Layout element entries
__________________________________________________

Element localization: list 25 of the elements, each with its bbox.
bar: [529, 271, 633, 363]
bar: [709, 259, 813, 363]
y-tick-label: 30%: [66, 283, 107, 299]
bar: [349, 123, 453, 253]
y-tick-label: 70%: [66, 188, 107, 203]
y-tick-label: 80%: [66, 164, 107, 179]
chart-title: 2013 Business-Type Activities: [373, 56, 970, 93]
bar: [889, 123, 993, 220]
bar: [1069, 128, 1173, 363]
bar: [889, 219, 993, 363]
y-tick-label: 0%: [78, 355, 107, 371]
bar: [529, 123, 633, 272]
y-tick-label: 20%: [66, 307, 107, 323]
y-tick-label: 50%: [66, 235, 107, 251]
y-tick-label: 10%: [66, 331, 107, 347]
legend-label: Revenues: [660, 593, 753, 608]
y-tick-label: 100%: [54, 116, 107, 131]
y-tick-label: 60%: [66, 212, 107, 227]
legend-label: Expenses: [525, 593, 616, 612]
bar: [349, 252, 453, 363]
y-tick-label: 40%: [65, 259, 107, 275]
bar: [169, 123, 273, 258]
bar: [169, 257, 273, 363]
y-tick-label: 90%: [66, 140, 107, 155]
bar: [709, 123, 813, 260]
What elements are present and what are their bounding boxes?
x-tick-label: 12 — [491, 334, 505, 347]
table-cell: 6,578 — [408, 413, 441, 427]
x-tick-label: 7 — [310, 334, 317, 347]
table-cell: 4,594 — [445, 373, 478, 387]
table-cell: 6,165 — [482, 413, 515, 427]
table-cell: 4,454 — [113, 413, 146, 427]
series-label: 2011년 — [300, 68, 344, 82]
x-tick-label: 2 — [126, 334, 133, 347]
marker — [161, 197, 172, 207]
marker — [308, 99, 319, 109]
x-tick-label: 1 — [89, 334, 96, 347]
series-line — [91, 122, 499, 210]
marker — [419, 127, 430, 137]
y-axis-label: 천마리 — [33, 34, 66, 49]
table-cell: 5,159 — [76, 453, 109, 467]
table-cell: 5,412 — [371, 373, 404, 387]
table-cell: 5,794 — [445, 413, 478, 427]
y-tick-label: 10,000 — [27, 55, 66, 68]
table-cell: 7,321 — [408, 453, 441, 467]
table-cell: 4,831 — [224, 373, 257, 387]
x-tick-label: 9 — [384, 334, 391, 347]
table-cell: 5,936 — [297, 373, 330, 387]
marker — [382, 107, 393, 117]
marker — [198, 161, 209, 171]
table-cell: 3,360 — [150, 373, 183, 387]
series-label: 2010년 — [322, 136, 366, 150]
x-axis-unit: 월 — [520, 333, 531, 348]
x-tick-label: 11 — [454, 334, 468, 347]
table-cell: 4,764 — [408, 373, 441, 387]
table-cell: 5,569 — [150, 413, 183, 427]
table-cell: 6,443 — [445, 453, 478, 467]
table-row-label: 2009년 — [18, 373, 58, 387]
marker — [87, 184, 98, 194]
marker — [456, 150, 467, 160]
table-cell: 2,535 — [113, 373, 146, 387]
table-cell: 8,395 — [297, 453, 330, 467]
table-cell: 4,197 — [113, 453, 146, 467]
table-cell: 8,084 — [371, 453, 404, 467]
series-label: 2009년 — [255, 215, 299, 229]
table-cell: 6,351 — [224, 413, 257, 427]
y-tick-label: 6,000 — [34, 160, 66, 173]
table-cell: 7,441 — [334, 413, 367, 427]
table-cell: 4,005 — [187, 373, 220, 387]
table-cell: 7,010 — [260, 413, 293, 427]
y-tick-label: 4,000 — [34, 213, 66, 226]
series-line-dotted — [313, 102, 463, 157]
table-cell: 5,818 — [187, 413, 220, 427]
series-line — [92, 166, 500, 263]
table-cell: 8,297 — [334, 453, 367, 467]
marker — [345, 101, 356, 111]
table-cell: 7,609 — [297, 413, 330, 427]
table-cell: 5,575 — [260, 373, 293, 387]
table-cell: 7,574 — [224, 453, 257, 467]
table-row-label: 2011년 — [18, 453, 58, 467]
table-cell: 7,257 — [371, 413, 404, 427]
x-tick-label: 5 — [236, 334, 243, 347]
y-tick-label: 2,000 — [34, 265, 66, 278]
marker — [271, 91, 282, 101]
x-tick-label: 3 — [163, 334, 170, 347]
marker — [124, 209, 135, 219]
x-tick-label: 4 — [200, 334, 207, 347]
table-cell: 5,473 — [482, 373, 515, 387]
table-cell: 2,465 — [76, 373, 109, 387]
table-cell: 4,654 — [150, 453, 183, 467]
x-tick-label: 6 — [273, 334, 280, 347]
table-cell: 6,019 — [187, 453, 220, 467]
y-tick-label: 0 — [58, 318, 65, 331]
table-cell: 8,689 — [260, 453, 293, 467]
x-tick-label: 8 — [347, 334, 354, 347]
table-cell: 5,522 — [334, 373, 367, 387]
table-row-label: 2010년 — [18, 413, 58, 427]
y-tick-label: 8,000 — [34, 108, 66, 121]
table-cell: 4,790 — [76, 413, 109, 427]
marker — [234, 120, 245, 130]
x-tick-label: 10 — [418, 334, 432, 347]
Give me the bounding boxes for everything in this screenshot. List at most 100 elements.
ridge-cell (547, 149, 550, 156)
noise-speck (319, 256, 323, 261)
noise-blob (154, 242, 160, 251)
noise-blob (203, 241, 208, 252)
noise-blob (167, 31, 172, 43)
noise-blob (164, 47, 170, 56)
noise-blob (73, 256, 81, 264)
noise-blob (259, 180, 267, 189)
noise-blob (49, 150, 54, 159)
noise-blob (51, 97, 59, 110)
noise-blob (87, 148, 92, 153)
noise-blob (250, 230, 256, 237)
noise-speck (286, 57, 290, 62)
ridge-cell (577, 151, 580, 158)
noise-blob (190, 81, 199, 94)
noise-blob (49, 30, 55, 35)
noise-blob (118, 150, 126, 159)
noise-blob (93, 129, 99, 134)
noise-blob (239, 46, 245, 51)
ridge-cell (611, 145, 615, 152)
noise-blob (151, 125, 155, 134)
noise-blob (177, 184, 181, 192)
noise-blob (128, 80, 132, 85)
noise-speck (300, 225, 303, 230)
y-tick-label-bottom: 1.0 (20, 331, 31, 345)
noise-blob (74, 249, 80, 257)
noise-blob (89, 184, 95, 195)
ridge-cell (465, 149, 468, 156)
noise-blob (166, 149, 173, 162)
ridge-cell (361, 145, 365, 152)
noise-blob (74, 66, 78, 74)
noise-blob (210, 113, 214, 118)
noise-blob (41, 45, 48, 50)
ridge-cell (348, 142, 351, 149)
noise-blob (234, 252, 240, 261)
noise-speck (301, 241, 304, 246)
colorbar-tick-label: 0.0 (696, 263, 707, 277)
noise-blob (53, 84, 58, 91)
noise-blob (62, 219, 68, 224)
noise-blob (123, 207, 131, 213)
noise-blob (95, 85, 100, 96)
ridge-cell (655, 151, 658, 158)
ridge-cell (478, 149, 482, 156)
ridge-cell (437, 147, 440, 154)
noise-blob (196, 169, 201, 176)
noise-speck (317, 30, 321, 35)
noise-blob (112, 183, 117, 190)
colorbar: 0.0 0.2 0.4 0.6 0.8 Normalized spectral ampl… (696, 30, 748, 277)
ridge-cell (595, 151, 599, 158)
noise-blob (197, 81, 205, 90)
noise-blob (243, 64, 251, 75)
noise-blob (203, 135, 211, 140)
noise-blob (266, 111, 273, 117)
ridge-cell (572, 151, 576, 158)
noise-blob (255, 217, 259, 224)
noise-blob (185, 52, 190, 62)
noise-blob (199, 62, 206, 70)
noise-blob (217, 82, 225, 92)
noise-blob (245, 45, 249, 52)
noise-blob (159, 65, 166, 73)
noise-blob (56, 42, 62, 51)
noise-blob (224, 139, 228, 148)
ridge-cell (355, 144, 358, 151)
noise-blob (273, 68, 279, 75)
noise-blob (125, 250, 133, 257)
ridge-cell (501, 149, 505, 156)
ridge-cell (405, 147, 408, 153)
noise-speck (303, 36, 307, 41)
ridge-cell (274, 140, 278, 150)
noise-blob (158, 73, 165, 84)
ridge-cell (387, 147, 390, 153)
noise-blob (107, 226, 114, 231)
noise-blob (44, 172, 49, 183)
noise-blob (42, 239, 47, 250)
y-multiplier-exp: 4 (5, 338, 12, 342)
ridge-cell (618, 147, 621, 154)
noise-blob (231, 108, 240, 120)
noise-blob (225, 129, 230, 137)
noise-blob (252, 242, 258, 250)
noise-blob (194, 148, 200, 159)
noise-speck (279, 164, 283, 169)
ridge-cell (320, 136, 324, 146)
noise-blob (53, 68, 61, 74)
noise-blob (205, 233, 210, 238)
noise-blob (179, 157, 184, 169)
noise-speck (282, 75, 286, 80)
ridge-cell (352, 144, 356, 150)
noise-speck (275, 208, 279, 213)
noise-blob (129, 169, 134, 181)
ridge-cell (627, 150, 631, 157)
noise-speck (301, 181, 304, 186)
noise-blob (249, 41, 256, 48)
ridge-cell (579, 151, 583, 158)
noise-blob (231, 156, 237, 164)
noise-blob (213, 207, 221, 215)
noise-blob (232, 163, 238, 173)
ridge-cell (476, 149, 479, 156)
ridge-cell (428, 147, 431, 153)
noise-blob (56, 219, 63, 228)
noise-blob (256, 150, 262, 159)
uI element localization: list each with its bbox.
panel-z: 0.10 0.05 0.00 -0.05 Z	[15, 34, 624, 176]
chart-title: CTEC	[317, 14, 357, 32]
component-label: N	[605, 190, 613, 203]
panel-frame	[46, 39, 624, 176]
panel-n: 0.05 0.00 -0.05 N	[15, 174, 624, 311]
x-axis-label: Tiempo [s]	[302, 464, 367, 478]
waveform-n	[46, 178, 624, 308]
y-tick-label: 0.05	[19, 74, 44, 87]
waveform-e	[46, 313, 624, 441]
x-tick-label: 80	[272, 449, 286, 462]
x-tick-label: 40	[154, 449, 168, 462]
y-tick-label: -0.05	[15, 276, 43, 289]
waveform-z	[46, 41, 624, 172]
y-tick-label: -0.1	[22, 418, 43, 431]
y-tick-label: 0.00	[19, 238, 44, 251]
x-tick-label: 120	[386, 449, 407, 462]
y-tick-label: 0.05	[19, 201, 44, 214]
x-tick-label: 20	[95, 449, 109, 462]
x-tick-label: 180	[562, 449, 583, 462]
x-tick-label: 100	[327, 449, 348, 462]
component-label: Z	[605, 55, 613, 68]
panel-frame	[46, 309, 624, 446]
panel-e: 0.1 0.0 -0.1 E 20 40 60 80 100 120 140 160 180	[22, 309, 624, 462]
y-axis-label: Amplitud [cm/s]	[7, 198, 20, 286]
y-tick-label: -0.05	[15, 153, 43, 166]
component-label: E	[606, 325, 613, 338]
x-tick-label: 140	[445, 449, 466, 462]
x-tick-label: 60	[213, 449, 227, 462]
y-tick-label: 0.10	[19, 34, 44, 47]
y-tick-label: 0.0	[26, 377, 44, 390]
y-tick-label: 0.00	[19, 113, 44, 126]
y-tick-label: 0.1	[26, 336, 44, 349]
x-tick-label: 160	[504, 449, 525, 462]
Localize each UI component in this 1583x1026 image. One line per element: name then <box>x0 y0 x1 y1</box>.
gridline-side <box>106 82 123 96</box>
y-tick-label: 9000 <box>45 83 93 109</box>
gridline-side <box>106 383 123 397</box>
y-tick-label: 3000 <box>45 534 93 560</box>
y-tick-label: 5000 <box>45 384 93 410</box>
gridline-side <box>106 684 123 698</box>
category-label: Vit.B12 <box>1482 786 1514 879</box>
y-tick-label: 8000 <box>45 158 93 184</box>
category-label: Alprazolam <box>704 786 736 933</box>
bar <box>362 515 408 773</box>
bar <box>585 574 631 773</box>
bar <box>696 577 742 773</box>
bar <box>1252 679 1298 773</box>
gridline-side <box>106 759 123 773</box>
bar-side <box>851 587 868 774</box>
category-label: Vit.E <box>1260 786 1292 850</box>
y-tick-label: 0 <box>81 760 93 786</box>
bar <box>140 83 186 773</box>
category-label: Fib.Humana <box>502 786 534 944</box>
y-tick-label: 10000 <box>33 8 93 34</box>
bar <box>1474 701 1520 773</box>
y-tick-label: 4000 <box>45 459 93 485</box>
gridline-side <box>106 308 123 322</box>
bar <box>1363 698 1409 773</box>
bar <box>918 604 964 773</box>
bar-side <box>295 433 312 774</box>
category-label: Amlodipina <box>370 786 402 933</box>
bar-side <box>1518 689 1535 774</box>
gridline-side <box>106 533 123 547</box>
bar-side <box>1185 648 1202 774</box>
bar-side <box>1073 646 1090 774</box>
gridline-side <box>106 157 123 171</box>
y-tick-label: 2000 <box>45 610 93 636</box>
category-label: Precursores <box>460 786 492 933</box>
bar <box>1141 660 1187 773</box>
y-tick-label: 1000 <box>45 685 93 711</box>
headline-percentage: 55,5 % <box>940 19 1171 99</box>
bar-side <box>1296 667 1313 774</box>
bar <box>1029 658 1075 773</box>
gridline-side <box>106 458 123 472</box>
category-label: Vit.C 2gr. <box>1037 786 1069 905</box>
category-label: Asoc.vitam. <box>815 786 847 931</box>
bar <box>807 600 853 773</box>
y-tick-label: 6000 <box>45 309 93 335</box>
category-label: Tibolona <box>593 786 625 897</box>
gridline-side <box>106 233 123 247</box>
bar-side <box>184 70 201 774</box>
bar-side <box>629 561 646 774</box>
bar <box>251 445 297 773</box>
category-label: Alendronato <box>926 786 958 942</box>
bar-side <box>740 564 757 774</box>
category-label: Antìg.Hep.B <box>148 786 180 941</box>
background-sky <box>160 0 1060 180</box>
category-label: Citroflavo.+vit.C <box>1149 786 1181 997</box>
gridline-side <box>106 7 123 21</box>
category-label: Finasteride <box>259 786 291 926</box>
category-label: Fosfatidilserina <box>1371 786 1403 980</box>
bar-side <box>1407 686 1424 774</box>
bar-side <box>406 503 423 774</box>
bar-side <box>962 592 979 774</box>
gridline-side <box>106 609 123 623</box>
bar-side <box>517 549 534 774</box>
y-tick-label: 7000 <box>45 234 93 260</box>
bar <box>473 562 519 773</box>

__________________________________________________

* REQUIREMENTS:
Copy the records word for word, from the very first line down through the line containing "bar: [529, 123, 633, 272]", including both of those lines.

* ANSWER FOR THIS EXERCISE:
Element localization: list 25 of the elements, each with its bbox.
bar: [529, 271, 633, 363]
bar: [709, 259, 813, 363]
y-tick-label: 30%: [66, 283, 107, 299]
bar: [349, 123, 453, 253]
y-tick-label: 70%: [66, 188, 107, 203]
y-tick-label: 80%: [66, 164, 107, 179]
chart-title: 2013 Business-Type Activities: [373, 56, 970, 93]
bar: [889, 123, 993, 220]
bar: [1069, 128, 1173, 363]
bar: [889, 219, 993, 363]
y-tick-label: 0%: [78, 355, 107, 371]
bar: [529, 123, 633, 272]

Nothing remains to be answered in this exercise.